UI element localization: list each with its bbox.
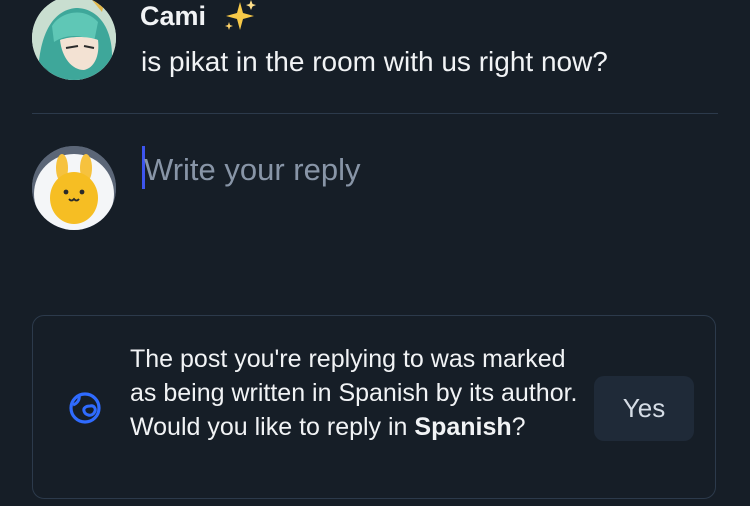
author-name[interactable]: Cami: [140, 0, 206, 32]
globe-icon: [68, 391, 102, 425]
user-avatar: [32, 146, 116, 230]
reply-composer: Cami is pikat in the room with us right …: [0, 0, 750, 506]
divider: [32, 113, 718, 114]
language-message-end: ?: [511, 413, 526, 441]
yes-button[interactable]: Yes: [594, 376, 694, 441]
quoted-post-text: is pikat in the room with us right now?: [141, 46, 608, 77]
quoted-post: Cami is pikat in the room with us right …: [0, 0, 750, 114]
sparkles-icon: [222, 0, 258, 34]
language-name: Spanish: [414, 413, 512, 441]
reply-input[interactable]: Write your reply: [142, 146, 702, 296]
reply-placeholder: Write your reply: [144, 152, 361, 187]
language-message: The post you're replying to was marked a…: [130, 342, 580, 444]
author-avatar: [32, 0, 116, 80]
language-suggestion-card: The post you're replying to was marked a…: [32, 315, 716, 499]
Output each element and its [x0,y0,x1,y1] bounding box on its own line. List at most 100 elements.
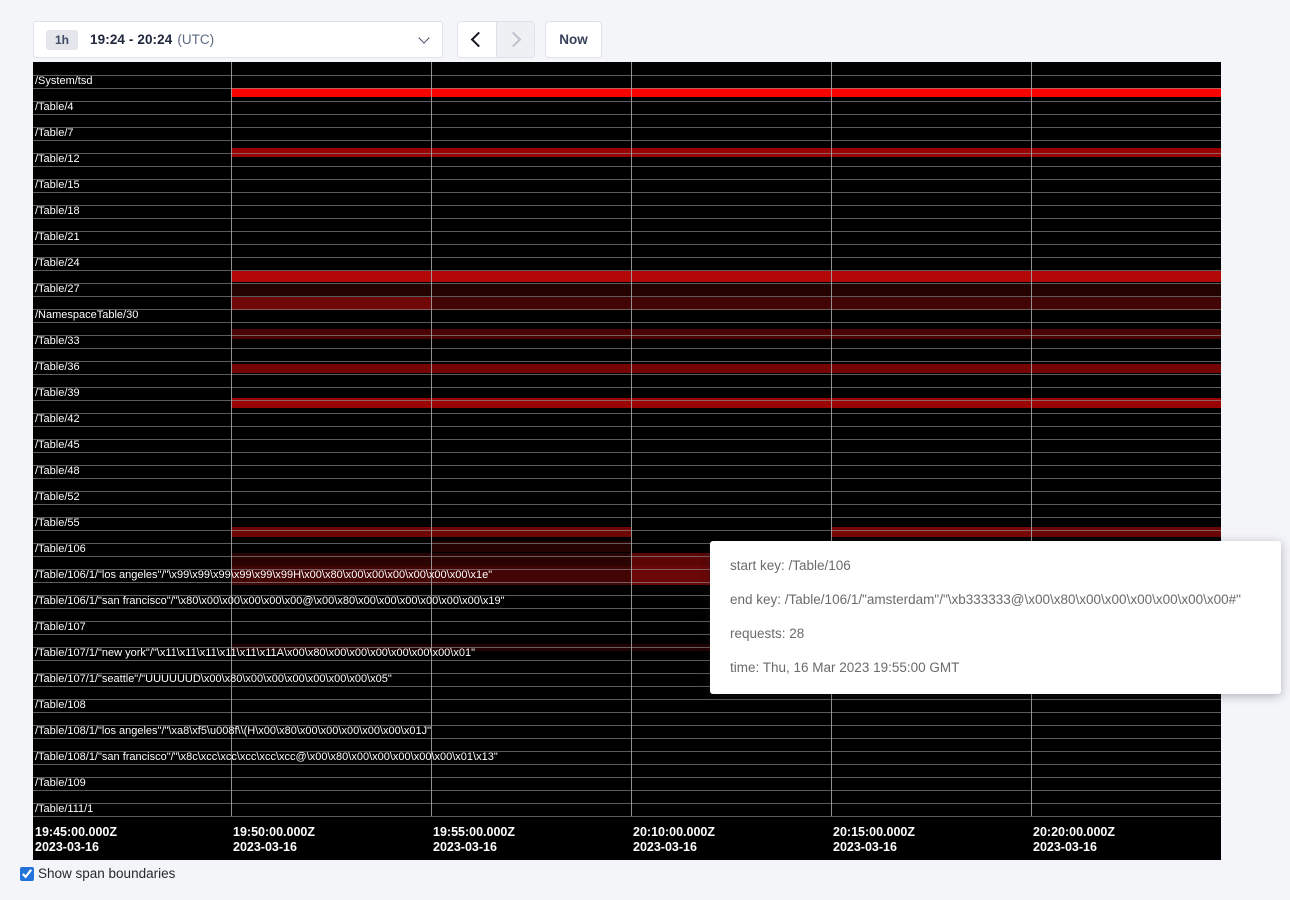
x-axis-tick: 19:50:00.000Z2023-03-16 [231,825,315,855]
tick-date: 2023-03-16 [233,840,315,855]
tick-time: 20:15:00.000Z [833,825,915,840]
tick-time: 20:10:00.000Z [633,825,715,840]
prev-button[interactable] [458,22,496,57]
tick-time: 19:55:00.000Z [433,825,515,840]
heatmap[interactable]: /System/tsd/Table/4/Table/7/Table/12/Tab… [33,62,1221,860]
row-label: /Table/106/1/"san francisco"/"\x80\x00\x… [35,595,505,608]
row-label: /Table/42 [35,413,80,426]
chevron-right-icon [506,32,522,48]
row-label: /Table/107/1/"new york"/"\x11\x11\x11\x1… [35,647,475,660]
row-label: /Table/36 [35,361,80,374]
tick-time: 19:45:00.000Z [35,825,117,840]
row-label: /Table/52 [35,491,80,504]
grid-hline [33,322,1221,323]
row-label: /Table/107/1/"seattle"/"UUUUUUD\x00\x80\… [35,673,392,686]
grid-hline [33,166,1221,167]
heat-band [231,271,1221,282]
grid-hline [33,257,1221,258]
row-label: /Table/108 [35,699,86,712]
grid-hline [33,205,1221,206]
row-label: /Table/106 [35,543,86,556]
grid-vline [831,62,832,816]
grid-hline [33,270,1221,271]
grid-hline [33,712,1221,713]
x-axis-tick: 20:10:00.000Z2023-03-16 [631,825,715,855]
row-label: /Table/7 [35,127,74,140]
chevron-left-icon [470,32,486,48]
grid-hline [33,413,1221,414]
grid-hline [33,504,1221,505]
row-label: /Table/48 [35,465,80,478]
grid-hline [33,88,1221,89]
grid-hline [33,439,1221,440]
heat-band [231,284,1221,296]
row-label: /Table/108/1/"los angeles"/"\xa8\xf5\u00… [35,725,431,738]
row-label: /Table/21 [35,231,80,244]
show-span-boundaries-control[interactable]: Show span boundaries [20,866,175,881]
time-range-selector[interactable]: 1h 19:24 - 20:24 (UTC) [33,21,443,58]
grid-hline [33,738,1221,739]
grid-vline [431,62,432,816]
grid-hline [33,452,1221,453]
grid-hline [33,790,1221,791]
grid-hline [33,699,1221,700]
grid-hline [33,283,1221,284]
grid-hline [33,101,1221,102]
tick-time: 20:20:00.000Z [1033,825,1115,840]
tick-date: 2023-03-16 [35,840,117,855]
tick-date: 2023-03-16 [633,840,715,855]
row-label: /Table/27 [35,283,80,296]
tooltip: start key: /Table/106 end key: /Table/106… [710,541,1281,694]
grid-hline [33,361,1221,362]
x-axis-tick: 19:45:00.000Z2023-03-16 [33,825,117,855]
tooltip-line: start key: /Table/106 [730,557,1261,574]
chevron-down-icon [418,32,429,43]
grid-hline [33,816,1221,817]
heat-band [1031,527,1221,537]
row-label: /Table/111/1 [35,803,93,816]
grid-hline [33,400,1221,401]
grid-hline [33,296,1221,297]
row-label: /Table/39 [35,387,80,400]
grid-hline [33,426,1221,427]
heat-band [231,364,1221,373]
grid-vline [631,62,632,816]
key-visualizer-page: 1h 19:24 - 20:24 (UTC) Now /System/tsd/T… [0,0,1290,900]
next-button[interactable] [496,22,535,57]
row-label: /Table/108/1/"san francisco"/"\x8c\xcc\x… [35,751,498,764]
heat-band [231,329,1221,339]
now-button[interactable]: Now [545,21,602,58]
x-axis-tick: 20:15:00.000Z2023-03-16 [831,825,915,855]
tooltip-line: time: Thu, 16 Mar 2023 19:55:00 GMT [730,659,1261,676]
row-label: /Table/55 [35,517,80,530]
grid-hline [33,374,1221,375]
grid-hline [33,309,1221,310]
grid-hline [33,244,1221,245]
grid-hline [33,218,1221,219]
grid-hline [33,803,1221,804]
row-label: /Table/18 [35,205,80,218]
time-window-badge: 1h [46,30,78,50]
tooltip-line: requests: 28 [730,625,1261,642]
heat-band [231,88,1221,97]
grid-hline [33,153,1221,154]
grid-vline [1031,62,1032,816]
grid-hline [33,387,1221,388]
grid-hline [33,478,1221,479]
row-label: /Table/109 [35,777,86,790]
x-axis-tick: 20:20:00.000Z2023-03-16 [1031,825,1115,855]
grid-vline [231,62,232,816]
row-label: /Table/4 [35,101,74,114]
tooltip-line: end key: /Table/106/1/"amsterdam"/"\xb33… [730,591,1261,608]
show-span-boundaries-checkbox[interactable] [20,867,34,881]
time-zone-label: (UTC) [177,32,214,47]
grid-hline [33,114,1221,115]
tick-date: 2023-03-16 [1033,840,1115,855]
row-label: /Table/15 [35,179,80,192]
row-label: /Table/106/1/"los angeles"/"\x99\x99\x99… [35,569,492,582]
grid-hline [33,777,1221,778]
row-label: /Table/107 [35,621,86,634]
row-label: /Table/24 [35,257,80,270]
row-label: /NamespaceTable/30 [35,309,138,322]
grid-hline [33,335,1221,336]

———

_TO BE DONE_.
Convert every line of the listing above into a JSON list of strings, one string per line, skipping blank lines and leaving out the pictures.

_RESPONSE_.
[
  "UI element localization: list each with its bbox.",
  "author-name[interactable]: Cami: [140, 0, 206, 32]",
  "globe-icon: [68, 391, 102, 425]",
  "user-avatar: [32, 146, 116, 230]",
  "reply-composer: Cami is pikat in the room with us right …: [0, 0, 750, 506]",
  "divider: [32, 113, 718, 114]",
  "language-message-end: ?: [511, 413, 526, 441]",
  "yes-button[interactable]: Yes: [594, 376, 694, 441]",
  "quoted-post-text: is pikat in the room with us right now?: [141, 46, 608, 77]",
  "quoted-post: Cami is pikat in the room with us right …: [0, 0, 750, 114]",
  "sparkles-icon: [222, 0, 258, 34]",
  "language-name: Spanish: [414, 413, 512, 441]",
  "reply-input[interactable]: Write your reply: [142, 146, 702, 296]",
  "reply-placeholder: Write your reply: [144, 152, 361, 187]",
  "language-message: The post you're replying to was marked a…: [130, 342, 580, 444]",
  "author-avatar: [32, 0, 116, 80]",
  "language-suggestion-card: The post you're replying to was marked a…: [32, 315, 716, 499]",
  "Output each element and its [x0,y0,x1,y1] bounding box on its own line. List at most 100 elements.",
  "x-axis-tick: 19:50:00.000Z2023-03-16 [231,825,315,855]",
  "tick-date: 2023-03-16 [233,840,315,855]",
  "tick-time: 20:15:00.000Z [833,825,915,840]",
  "tick-time: 20:10:00.000Z [633,825,715,840]",
  "prev-button[interactable] [458,22,496,57]",
  "tick-time: 19:55:00.000Z [433,825,515,840]",
  "heatmap[interactable]: /System/tsd/Table/4/Table/7/Table/12/Tab… [33,62,1221,860]",
  "row-label: /Table/106/1/\"san francisco\"/\"\\x80\\x00\\x… [35,595,505,608]",
  "row-label: /Table/42 [35,413,80,426]",
  "chevron-right-icon [506,32,522,48]",
  "row-label: /Table/107/1/\"new york\"/\"\\x11\\x11\\x11\\x1… [35,647,475,660]",
  "row-label: /Table/36 [35,361,80,374]",
  "tick-time: 19:45:00.000Z [35,825,117,840]",
  "row-label: /Table/52 [35,491,80,504]",
  "grid-hline [33,322,1221,323]",
  "row-label: /Table/107/1/\"seattle\"/\"UUUUUUD\\x00\\x80\\… [35,673,392,686]",
  "grid-hline [33,166,1221,167]",
  "heat-band [231,271,1221,282]",
  "grid-hline [33,257,1221,258]",
  "row-label: /Table/108 [35,699,86,712]",
  "grid-hline [33,205,1221,206]",
  "row-label: /Table/106 [35,543,86,556]",
  "grid-vline [831,62,832,816]",
  "grid-hline [33,270,1221,271]",
  "grid-hline [33,712,1221,713]",
  "x-axis-tick: 20:10:00.000Z2023-03-16 [631,825,715,855]",
  "row-label: /Table/7 [35,127,74,140]",
  "chevron-left-icon [470,32,486,48]",
  "grid-hline [33,413,1221,414]",
  "grid-hline [33,504,1221,505]",
  "row-label: /Table/48 [35,465,80,478]",
  "grid-hline [33,88,1221,89]",
  "grid-hline [33,439,1221,440]",
  "heat-band [231,284,1221,296]",
  "row-label: /Table/108/1/\"los angeles\"/\"\\xa8\\xf5\\u00… [35,725,431,738]",
  "row-label: /Table/21 [35,231,80,244]",
  "show-span-boundaries-control[interactable]: Show span boundaries [20,866,175,881]",
  "time-range-selector[interactable]: 1h 19:24 - 20:24 (UTC) [33,21,443,58]",
  "grid-hline [33,738,1221,739]",
  "grid-vline [431,62,432,816]",
  "grid-hline [33,452,1221,453]",
  "grid-hline [33,790,1221,791]",
  "grid-hline [33,699,1221,700]",
  "grid-hline [33,283,1221,284]",
  "grid-hline [33,101,1221,102]",
  "tick-time: 20:20:00.000Z [1033,825,1115,840]",
  "tick-date: 2023-03-16 [35,840,117,855]",
  "tick-date: 2023-03-16 [633,840,715,855]",
  "row-label: /Table/27 [35,283,80,296]",
  "tooltip: start key: /Table/106 end key: /Table/106… [710,541,1281,694]",
  "grid-hline [33,361,1221,362]",
  "x-axis-tick: 19:45:00.000Z2023-03-16 [33,825,117,855]",
  "tooltip-line: start key: /Table/106 [730,557,1261,574]",
  "chevron-down-icon [418,32,429,43]",
  "grid-hline [33,816,1221,817]",
  "heat-band [1031,527,1221,537]",
  "row-label: /Table/111/1 [35,803,93,816]",
  "grid-hline [33,400,1221,401]",
  "grid-hline [33,296,1221,297]",
  "row-label: /Table/39 [35,387,80,400]",
  "grid-hline [33,426,1221,427]",
  "heat-band [231,364,1221,373]",
  "grid-vline [631,62,632,816]",
  "key-visualizer-page: 1h 19:24 - 20:24 (UTC) Now /System/tsd/T… [0,0,1290,900]",
  "next-button[interactable] [496,22,535,57]",
  "row-label: /Table/108/1/\"san francisco\"/\"\\x8c\\xcc\\x… [35,751,498,764]",
  "heat-band [231,329,1221,339]",
  "now-button[interactable]: Now [545,21,602,58]",
  "x-axis-tick: 20:15:00.000Z2023-03-16 [831,825,915,855]",
  "tooltip-line: time: Thu, 16 Mar 2023 19:55:00 GMT [730,659,1261,676]",
  "row-label: /Table/55 [35,517,80,530]",
  "grid-hline [33,374,1221,375]",
  "grid-hline [33,309,1221,310]",
  "grid-hline [33,244,1221,245]",
  "grid-hline [33,218,1221,219]",
  "grid-hline [33,803,1221,804]",
  "row-label: /Table/18 [35,205,80,218]",
  "time-window-badge: 1h [46,30,78,50]",
  "tooltip-line: requests: 28 [730,625,1261,642]",
  "heat-band [231,88,1221,97]",
  "grid-hline [33,153,1221,154]",
  "grid-vline [1031,62,1032,816]",
  "grid-hline [33,387,1221,388]",
  "grid-hline [33,478,1221,479]",
  "row-label: /Table/109 [35,777,86,790]",
  "x-axis-tick: 20:20:00.000Z2023-03-16 [1031,825,1115,855]",
  "grid-vline [231,62,232,816]",
  "row-label: /Table/4 [35,101,74,114]",
  "tooltip-line: end key: /Table/106/1/\"amsterdam\"/\"\\xb33… [730,591,1261,608]",
  "show-span-boundaries-checkbox[interactable] [20,867,34,881]",
  "time-zone-label: (UTC) [177,32,214,47]",
  "grid-hline [33,114,1221,115]",
  "tick-date: 2023-03-16 [1033,840,1115,855]",
  "row-label: /Table/15 [35,179,80,192]",
  "row-label: /Table/106/1/\"los angeles\"/\"\\x99\\x99\\x99… [35,569,492,582]",
  "grid-hline [33,777,1221,778]",
  "row-label: /Table/107 [35,621,86,634]",
  "row-label: /Table/24 [35,257,80,270]",
  "row-label: /NamespaceTable/30 [35,309,138,322]",
  "grid-hline [33,335,1221,336]"
]